Texto selecionado ->
━━━━━━━━━━
Weber Martins Batista[3], considerado o idealizador da suspensão condicional do processo no Brasil, entende-a como direito subjetivo do acusado. Na mesma linha é a posição de Fernando da Costa Tourinho Filho[4] e também de Cezar Roberto Bitencourt[5], que menciona a impossibilidade de o oferecimento da proposta se localizar no campo de disponibilidade absoluta do Órgão Ministerial.

Cingindo-se a discussão doutrinária sobre a natureza de tal instituto ao confronto entre dois princípios constitucionais – o ius puniendi e o ius libertatis –, há que preponderar, pelo próprio espírito da Constituição da República de 1988, o ius libertatis. Trata-se do entendimento que mais se harmoniza com o atual Estado Democrático de Direito, que consagra a dignidade da pessoa humana como fundamento da República Federativa do Brasil e a liberdade como direito fundamental do indivíduo.

Não pode o indivíduo ser privado de sua liberdade simplesmente pelo fato de a lei dispor “poderá”, e não “deverá”. Há que se considerar como um poder-dever. Assim se posiciona Luiz Flávio Gomes[6], in verbis:

“O poderá do art. 89, destarte, dentro de um Estado Constitucional e Democrático de Direito, que tem no ius libertatis um dos seus eixos principais, só pode ser compreendido como poder-dever. A discricionariedade com que conta o Ministério Público, sendo regrada, não significa liberdade total de escolher a via alternativa (ad libitum). Caso contrário, jamais o princípio da igualdade seria observado, pois, no final, alcançar ou não a suspensão do processo dependeria das convicções particulares de cada representante do Ministério Público. Deixar o dominus litis atuar conforme sua conveniência pessoal significa insegurança jurídica. Fatos idênticos iriam receber tratamentos distintos, visto que, como é natural, cada Promotor – tal como cada juiz, cada advogado – possui seus second codes. A suspensão do processo, desse modo, seria uma verdadeira loteria.” (grifos originais).
━━━━━━━━━━
Informações exibidas ->
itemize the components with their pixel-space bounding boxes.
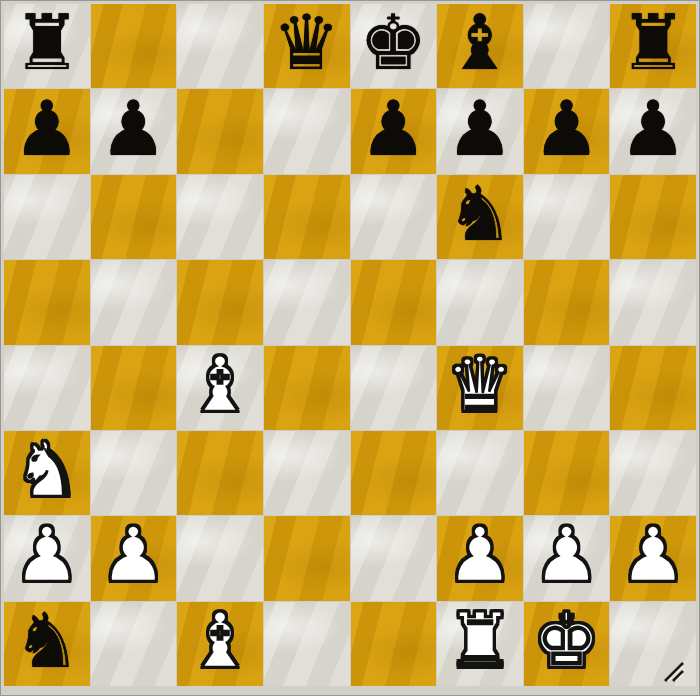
━━━━━━━━━━
O que se espera ->
Reescreva a parte do trecho sobre a suspensão condicional do processo que abre com as palavras "Cingindo-se a discussão" e fecha com "fundamental do indivíduo.". Substitua "harmoniza" por "coaduna".

Resposta ao exercício ->
Cingindo-se a discussão doutrinária sobre a natureza de tal instituto ao confronto entre dois princípios constitucionais – o ius puniendi e o ius libertatis –, há que preponderar, pelo próprio espírito da Constituição da República de 1988, o ius libertatis. Trata-se do entendimento que mais se coaduna com o atual Estado Democrático de Direito, que consagra a dignidade da pessoa humana como fundamento da República Federativa do Brasil e a liberdade como direito fundamental do indivíduo.